» **TASK DESCRIPTION**:
Without the pictures, copy the entries below word for word.

» **TASK INPUT**:

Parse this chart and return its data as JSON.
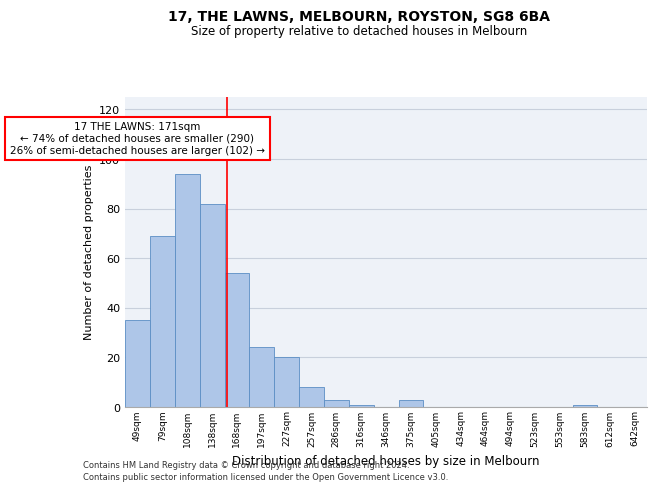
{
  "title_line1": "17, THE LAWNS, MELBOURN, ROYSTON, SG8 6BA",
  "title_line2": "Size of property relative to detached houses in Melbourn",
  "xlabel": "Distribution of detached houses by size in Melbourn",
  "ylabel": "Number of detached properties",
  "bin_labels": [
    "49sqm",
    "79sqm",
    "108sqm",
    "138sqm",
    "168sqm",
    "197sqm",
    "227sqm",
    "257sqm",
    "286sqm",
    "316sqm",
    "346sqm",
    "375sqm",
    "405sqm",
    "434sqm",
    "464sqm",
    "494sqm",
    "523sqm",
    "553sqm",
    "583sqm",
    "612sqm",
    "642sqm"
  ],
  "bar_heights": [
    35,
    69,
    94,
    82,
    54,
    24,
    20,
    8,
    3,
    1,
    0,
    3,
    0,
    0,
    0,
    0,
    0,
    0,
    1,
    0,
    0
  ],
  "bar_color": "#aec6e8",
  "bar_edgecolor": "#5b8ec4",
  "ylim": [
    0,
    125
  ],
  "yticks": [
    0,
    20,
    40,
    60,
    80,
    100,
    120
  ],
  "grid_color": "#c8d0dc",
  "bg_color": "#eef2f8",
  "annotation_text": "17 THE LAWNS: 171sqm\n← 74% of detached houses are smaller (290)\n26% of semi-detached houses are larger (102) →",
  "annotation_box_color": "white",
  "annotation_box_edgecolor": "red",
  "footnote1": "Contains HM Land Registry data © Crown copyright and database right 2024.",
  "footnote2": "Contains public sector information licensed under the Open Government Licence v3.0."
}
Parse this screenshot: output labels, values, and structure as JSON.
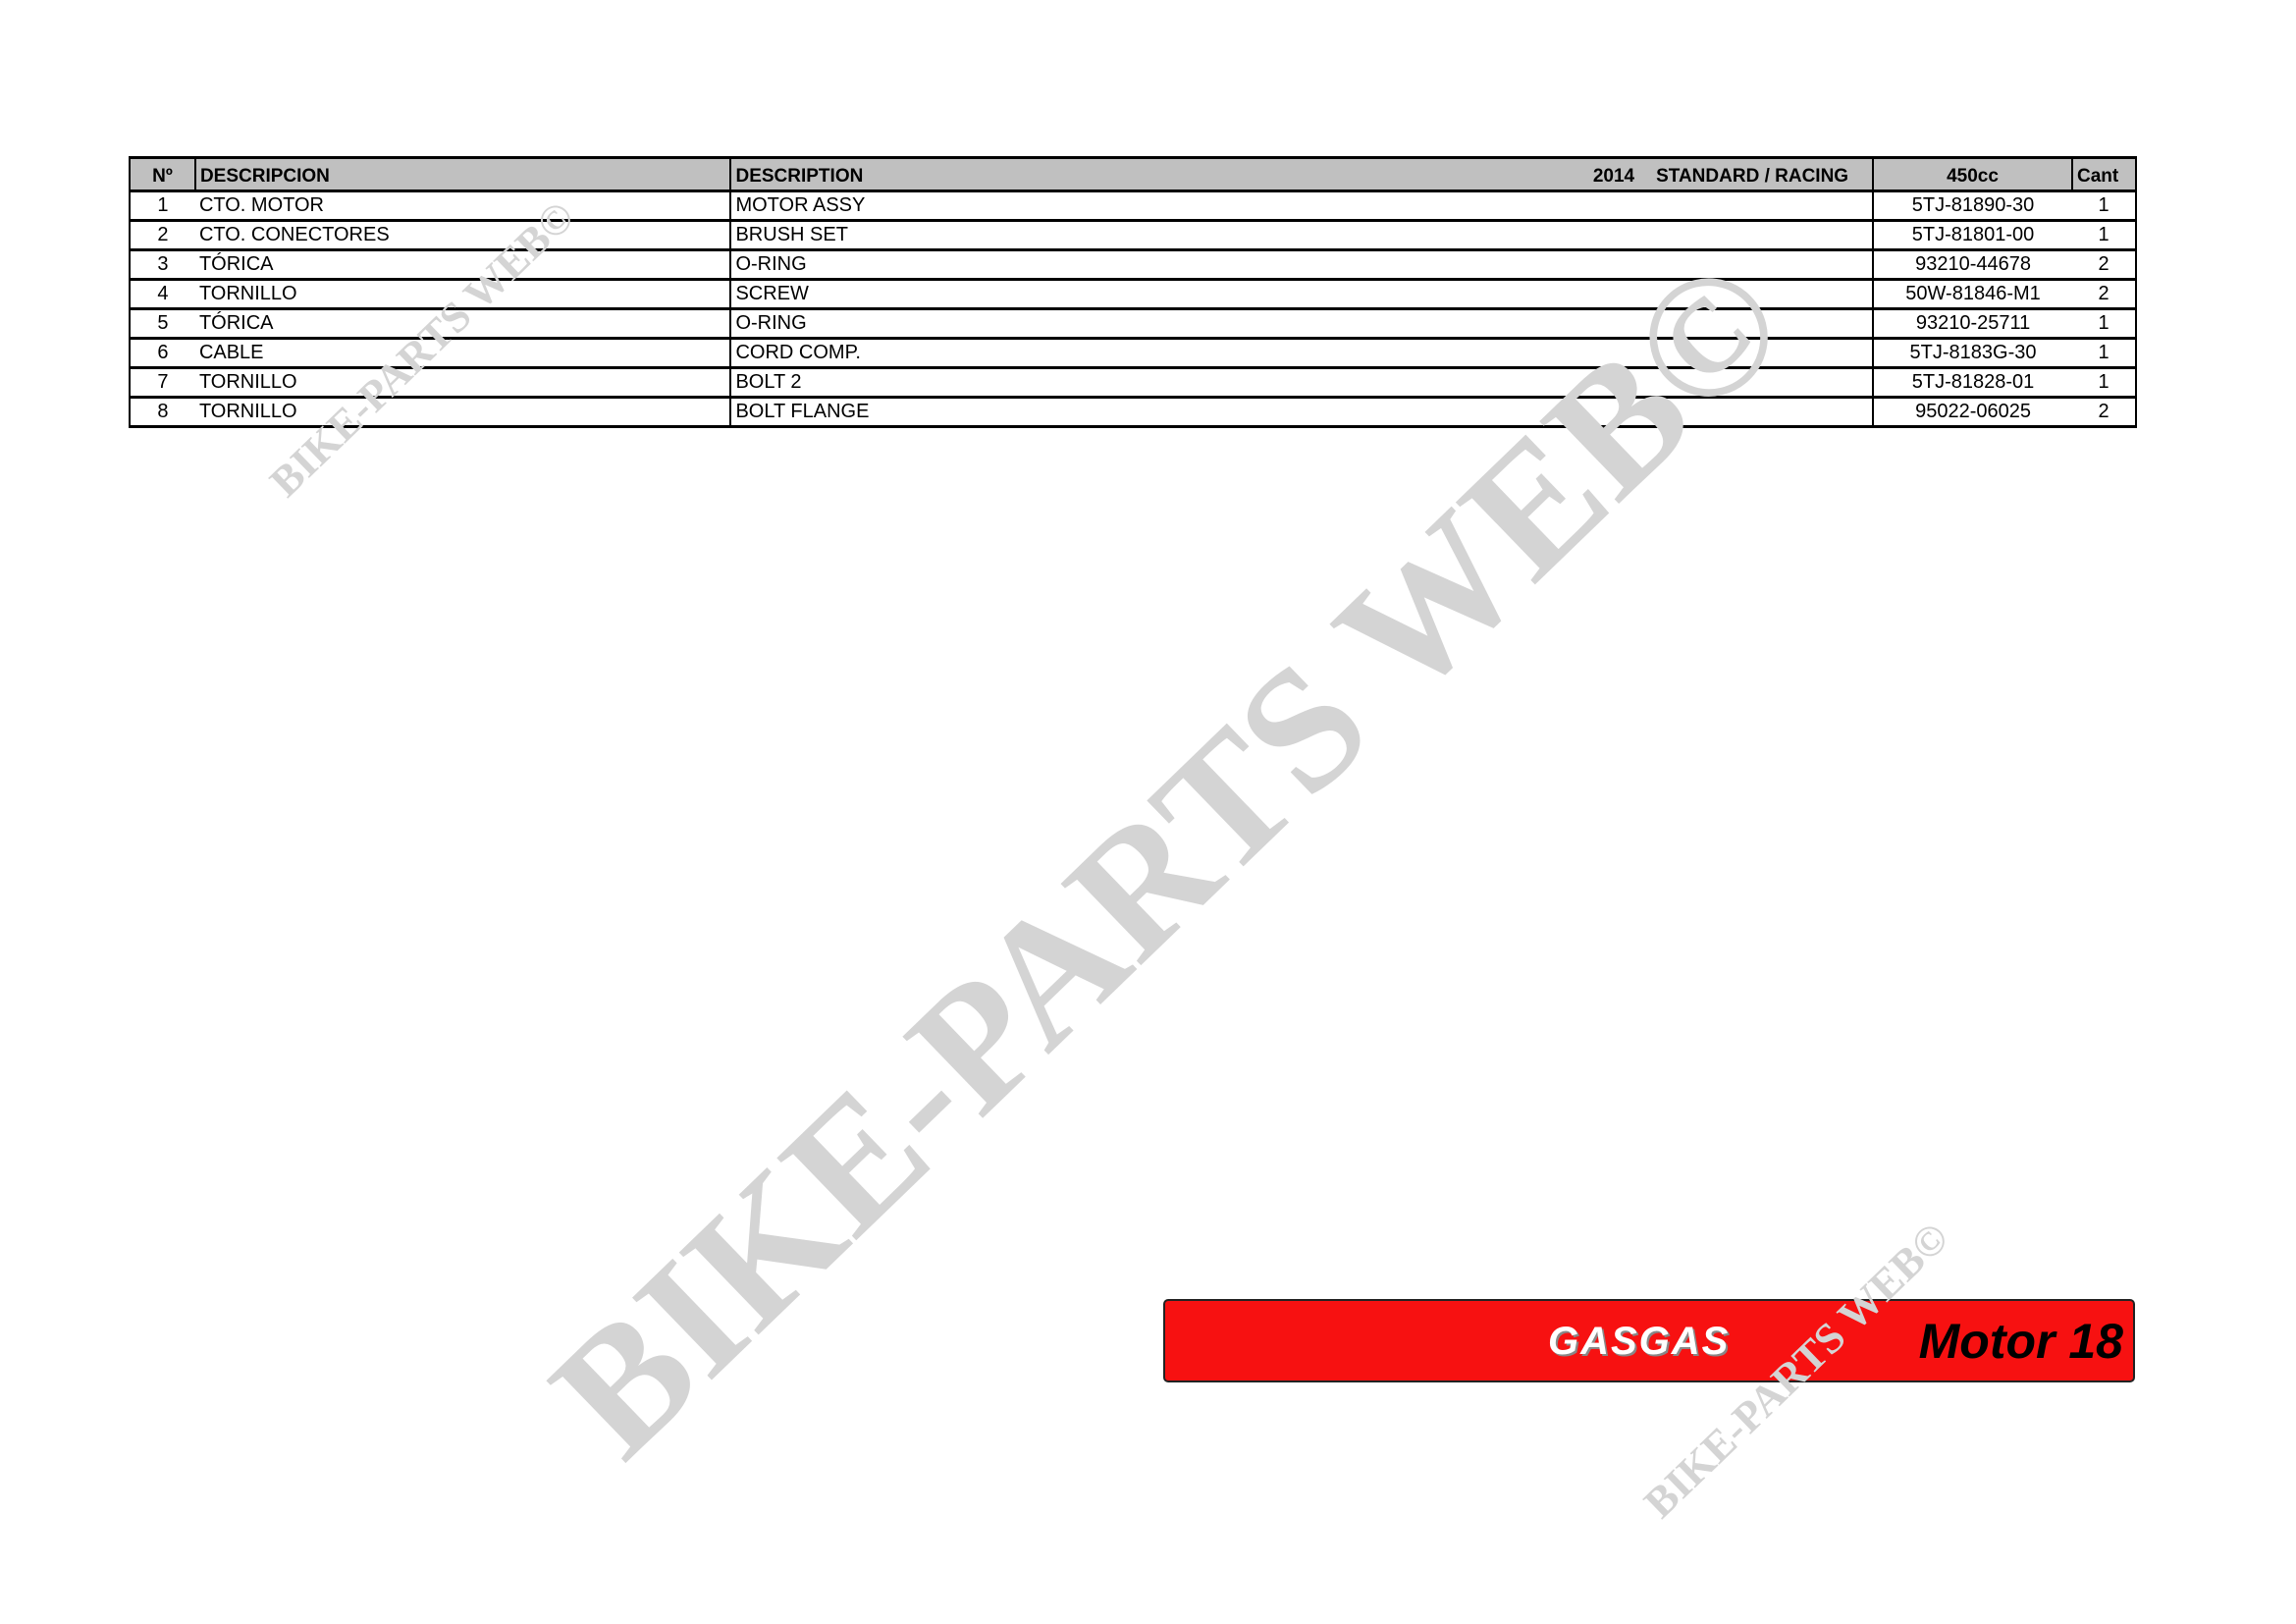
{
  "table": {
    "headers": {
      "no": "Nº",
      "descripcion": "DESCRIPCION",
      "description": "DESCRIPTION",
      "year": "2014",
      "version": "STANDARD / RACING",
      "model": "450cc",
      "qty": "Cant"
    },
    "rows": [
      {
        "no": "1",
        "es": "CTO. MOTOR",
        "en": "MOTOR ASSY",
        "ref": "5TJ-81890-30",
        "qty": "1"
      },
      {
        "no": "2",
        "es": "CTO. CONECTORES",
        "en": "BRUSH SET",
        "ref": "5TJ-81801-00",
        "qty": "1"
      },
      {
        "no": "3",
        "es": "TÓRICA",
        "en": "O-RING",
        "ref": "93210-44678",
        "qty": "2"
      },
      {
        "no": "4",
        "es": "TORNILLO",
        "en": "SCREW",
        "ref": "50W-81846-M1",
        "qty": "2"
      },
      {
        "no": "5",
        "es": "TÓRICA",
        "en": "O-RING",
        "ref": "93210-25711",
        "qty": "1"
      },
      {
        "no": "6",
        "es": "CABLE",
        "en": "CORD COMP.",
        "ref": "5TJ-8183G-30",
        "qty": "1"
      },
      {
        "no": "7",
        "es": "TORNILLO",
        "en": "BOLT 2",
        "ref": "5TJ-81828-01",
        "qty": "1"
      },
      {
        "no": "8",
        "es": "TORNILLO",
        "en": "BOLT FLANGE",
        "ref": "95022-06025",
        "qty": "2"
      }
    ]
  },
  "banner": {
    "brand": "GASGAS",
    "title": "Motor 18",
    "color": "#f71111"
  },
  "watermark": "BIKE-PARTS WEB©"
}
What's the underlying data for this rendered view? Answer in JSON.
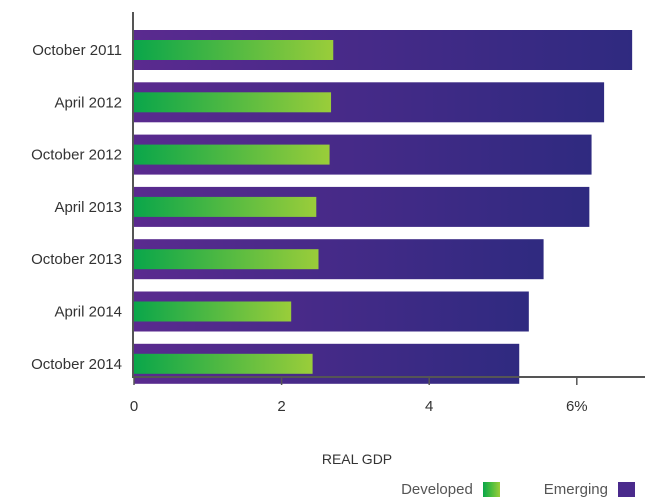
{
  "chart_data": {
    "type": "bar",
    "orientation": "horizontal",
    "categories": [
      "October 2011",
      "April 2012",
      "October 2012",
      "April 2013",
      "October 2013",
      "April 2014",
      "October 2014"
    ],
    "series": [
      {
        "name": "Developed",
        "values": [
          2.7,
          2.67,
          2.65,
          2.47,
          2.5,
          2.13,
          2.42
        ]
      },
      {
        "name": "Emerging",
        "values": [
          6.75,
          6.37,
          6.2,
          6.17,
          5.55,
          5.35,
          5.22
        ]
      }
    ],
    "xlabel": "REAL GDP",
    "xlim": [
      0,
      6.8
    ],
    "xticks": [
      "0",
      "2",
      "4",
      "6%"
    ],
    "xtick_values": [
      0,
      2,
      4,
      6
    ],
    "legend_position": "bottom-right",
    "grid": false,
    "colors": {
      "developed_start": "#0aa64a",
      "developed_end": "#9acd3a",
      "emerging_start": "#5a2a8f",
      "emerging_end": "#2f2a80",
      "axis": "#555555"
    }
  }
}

» **ANSWER BELOW**:
Parse this chart and return its data as JSON.
{
  "title_line1": "17, THE LAWNS, MELBOURN, ROYSTON, SG8 6BA",
  "title_line2": "Size of property relative to detached houses in Melbourn",
  "xlabel": "Distribution of detached houses by size in Melbourn",
  "ylabel": "Number of detached properties",
  "bin_labels": [
    "49sqm",
    "79sqm",
    "108sqm",
    "138sqm",
    "168sqm",
    "197sqm",
    "227sqm",
    "257sqm",
    "286sqm",
    "316sqm",
    "346sqm",
    "375sqm",
    "405sqm",
    "434sqm",
    "464sqm",
    "494sqm",
    "523sqm",
    "553sqm",
    "583sqm",
    "612sqm",
    "642sqm"
  ],
  "bar_heights": [
    35,
    69,
    94,
    82,
    54,
    24,
    20,
    8,
    3,
    1,
    0,
    3,
    0,
    0,
    0,
    0,
    0,
    0,
    1,
    0,
    0
  ],
  "bar_color": "#aec6e8",
  "bar_edgecolor": "#5b8ec4",
  "ylim": [
    0,
    125
  ],
  "yticks": [
    0,
    20,
    40,
    60,
    80,
    100,
    120
  ],
  "grid_color": "#c8d0dc",
  "bg_color": "#eef2f8",
  "annotation_text": "17 THE LAWNS: 171sqm\n← 74% of detached houses are smaller (290)\n26% of semi-detached houses are larger (102) →",
  "annotation_box_color": "white",
  "annotation_box_edgecolor": "red",
  "footnote1": "Contains HM Land Registry data © Crown copyright and database right 2024.",
  "footnote2": "Contains public sector information licensed under the Open Government Licence v3.0."
}
Parse this screenshot: output labels, values, and structure as JSON.
{
  "table": {
    "headers": {
      "no": "Nº",
      "descripcion": "DESCRIPCION",
      "description": "DESCRIPTION",
      "year": "2014",
      "version": "STANDARD / RACING",
      "model": "450cc",
      "qty": "Cant"
    },
    "rows": [
      {
        "no": "1",
        "es": "CTO. MOTOR",
        "en": "MOTOR ASSY",
        "ref": "5TJ-81890-30",
        "qty": "1"
      },
      {
        "no": "2",
        "es": "CTO. CONECTORES",
        "en": "BRUSH SET",
        "ref": "5TJ-81801-00",
        "qty": "1"
      },
      {
        "no": "3",
        "es": "TÓRICA",
        "en": "O-RING",
        "ref": "93210-44678",
        "qty": "2"
      },
      {
        "no": "4",
        "es": "TORNILLO",
        "en": "SCREW",
        "ref": "50W-81846-M1",
        "qty": "2"
      },
      {
        "no": "5",
        "es": "TÓRICA",
        "en": "O-RING",
        "ref": "93210-25711",
        "qty": "1"
      },
      {
        "no": "6",
        "es": "CABLE",
        "en": "CORD COMP.",
        "ref": "5TJ-8183G-30",
        "qty": "1"
      },
      {
        "no": "7",
        "es": "TORNILLO",
        "en": "BOLT 2",
        "ref": "5TJ-81828-01",
        "qty": "1"
      },
      {
        "no": "8",
        "es": "TORNILLO",
        "en": "BOLT FLANGE",
        "ref": "95022-06025",
        "qty": "2"
      }
    ]
  },
  "banner": {
    "brand": "GASGAS",
    "title": "Motor 18",
    "color": "#f71111"
  },
  "watermark": "BIKE-PARTS WEB©"
}
What's the underlying data for this rendered view? Answer in JSON.
{
  "chart_data": {
    "type": "bar",
    "orientation": "horizontal",
    "categories": [
      "October 2011",
      "April 2012",
      "October 2012",
      "April 2013",
      "October 2013",
      "April 2014",
      "October 2014"
    ],
    "series": [
      {
        "name": "Developed",
        "values": [
          2.7,
          2.67,
          2.65,
          2.47,
          2.5,
          2.13,
          2.42
        ]
      },
      {
        "name": "Emerging",
        "values": [
          6.75,
          6.37,
          6.2,
          6.17,
          5.55,
          5.35,
          5.22
        ]
      }
    ],
    "xlabel": "REAL GDP",
    "xlim": [
      0,
      6.8
    ],
    "xticks": [
      "0",
      "2",
      "4",
      "6%"
    ],
    "xtick_values": [
      0,
      2,
      4,
      6
    ],
    "legend_position": "bottom-right",
    "grid": false,
    "colors": {
      "developed_start": "#0aa64a",
      "developed_end": "#9acd3a",
      "emerging_start": "#5a2a8f",
      "emerging_end": "#2f2a80",
      "axis": "#555555"
    }
  }
}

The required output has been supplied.